Set problem: Scan the lines below for the string "this" and copy every one that has it.

Dataset entries on figures
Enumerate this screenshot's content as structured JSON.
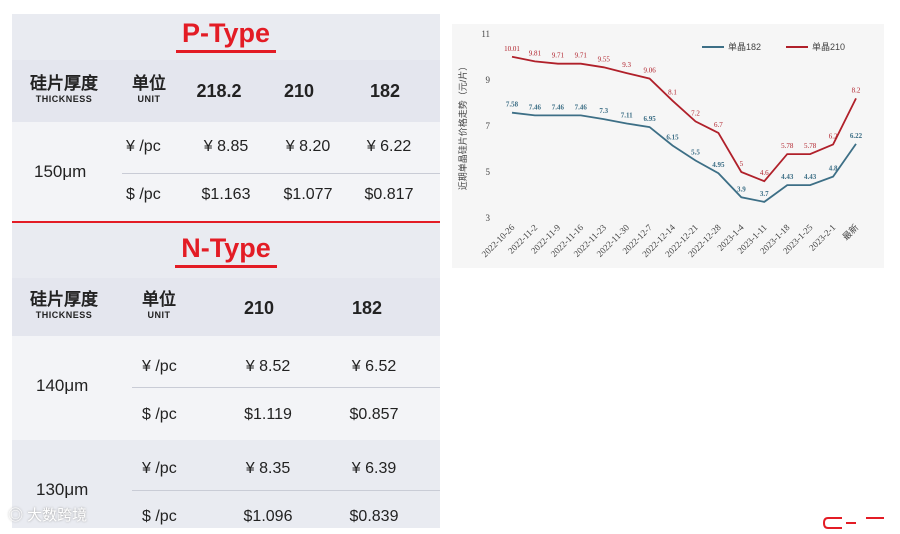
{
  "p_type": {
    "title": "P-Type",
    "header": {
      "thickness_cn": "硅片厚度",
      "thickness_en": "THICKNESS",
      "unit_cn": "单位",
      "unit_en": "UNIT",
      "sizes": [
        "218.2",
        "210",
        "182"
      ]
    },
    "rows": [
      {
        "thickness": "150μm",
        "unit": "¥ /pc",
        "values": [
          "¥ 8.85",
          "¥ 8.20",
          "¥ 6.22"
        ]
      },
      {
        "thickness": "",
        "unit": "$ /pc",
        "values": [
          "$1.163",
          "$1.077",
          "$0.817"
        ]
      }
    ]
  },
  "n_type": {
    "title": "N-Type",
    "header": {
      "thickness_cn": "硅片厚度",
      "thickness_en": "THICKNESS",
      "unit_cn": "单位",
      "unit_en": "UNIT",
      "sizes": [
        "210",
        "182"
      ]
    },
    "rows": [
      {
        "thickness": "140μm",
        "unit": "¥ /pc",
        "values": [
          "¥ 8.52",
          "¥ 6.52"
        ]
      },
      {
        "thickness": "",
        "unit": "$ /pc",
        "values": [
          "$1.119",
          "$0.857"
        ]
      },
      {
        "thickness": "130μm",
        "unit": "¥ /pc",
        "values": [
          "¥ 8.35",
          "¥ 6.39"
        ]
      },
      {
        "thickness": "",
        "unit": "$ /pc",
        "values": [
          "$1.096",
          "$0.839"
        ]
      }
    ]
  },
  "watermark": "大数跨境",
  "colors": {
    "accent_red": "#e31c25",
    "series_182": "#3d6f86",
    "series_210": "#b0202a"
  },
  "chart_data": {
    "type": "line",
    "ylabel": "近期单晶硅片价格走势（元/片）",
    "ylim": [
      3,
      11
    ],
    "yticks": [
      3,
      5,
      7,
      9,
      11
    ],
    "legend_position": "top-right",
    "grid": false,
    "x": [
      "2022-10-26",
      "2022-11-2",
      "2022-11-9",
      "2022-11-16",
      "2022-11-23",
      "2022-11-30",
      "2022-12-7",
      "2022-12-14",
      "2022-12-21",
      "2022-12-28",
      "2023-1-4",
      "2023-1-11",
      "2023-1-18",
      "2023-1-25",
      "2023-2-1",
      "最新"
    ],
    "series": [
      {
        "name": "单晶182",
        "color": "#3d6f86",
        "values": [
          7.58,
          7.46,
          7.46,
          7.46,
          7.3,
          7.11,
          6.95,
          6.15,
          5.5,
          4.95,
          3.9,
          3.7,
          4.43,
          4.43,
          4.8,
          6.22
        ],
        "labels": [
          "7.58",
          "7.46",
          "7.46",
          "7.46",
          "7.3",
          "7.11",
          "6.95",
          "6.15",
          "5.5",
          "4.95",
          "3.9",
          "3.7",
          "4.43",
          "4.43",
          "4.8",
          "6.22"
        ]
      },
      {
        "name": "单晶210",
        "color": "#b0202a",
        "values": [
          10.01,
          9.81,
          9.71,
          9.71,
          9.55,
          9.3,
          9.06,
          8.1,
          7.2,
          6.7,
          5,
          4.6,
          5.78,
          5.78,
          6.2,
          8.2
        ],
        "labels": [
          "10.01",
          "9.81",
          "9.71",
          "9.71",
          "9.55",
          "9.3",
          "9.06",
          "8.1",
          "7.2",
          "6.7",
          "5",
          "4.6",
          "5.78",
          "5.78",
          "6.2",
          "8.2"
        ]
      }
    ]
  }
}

--

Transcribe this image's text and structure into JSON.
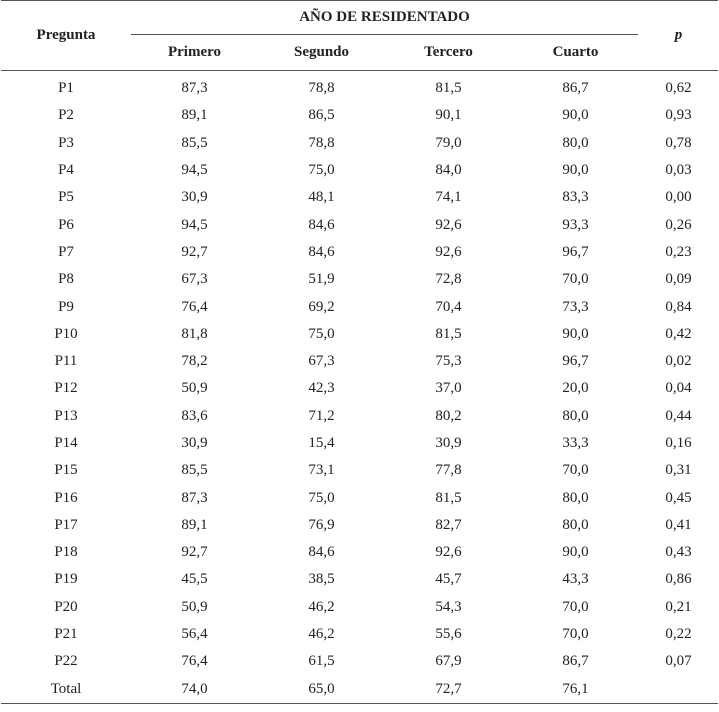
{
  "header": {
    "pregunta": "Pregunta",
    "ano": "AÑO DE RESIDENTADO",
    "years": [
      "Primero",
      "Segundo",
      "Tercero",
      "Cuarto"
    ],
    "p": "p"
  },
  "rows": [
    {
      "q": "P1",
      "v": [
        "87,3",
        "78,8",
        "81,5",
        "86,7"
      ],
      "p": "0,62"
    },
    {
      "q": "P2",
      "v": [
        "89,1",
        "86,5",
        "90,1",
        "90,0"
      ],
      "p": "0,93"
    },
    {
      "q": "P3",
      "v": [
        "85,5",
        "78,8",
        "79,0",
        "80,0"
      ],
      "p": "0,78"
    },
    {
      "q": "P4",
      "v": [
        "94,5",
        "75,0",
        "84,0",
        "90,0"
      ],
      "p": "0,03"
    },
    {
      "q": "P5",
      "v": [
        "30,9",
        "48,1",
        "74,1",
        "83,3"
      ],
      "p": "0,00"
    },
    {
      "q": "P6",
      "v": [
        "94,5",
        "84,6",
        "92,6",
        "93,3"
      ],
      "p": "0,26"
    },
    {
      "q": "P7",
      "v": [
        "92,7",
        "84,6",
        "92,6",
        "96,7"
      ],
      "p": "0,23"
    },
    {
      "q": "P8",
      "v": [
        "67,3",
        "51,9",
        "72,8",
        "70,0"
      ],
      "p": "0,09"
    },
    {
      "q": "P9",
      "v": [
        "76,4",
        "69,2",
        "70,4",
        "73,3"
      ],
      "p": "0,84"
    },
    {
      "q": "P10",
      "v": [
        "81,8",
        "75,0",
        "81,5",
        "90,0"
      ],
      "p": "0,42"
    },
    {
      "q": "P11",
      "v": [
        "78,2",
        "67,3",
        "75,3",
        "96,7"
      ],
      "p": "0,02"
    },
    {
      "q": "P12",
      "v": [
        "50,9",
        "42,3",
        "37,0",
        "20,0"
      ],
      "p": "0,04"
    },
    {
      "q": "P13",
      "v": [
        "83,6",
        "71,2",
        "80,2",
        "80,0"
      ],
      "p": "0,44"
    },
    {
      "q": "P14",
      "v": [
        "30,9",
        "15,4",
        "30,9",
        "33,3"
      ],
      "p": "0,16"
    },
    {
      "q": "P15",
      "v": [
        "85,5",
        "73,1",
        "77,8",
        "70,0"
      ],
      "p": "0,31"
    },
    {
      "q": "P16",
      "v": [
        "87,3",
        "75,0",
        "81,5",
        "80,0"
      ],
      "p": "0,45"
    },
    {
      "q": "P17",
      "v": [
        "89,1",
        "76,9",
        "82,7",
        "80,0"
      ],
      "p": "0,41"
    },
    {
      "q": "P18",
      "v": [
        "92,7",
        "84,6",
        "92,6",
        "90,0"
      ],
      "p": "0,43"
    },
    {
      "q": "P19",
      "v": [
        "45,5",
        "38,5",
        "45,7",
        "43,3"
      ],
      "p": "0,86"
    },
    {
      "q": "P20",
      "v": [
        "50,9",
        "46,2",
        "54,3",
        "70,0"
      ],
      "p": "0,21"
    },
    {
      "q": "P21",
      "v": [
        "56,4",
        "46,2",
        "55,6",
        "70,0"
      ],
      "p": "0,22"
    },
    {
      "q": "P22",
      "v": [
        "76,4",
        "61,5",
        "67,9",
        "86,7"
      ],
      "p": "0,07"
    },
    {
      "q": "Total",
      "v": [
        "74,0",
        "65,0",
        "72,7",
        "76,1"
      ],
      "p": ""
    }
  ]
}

Result of the task:
Enumerate this screenshot's content as structured JSON.
Transcribe this image's text and structure into JSON.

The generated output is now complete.